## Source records
_ _ _ _

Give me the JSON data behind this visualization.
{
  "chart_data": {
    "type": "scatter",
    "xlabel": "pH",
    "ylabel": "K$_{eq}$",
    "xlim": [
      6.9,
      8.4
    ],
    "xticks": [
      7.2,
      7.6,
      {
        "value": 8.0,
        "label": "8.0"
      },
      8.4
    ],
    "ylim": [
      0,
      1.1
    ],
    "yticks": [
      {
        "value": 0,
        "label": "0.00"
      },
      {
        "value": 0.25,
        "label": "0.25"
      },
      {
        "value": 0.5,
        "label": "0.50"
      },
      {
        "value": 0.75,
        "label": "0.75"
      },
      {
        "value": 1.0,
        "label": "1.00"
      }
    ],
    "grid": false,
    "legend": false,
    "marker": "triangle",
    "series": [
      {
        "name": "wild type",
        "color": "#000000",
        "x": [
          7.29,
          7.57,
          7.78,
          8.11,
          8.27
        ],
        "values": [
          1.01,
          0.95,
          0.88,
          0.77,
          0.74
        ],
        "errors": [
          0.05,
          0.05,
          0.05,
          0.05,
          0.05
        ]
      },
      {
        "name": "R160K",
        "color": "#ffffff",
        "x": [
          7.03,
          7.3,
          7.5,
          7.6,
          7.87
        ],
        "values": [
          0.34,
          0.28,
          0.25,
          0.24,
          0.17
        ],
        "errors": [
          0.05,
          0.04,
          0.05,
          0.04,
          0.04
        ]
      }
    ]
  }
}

_ _ _ _

## WHAT IS NEEDED
Produce an exact copy of every entry above.

## FULL RESPONSE
Give me the JSON data behind this visualization.
{
  "chart_data": {
    "type": "scatter",
    "xlabel": "pH",
    "ylabel": "K$_{eq}$",
    "xlim": [
      6.9,
      8.4
    ],
    "xticks": [
      7.2,
      7.6,
      {
        "value": 8.0,
        "label": "8.0"
      },
      8.4
    ],
    "ylim": [
      0,
      1.1
    ],
    "yticks": [
      {
        "value": 0,
        "label": "0.00"
      },
      {
        "value": 0.25,
        "label": "0.25"
      },
      {
        "value": 0.5,
        "label": "0.50"
      },
      {
        "value": 0.75,
        "label": "0.75"
      },
      {
        "value": 1.0,
        "label": "1.00"
      }
    ],
    "grid": false,
    "legend": false,
    "marker": "triangle",
    "series": [
      {
        "name": "wild type",
        "color": "#000000",
        "x": [
          7.29,
          7.57,
          7.78,
          8.11,
          8.27
        ],
        "values": [
          1.01,
          0.95,
          0.88,
          0.77,
          0.74
        ],
        "errors": [
          0.05,
          0.05,
          0.05,
          0.05,
          0.05
        ]
      },
      {
        "name": "R160K",
        "color": "#ffffff",
        "x": [
          7.03,
          7.3,
          7.5,
          7.6,
          7.87
        ],
        "values": [
          0.34,
          0.28,
          0.25,
          0.24,
          0.17
        ],
        "errors": [
          0.05,
          0.04,
          0.05,
          0.04,
          0.04
        ]
      }
    ]
  }
}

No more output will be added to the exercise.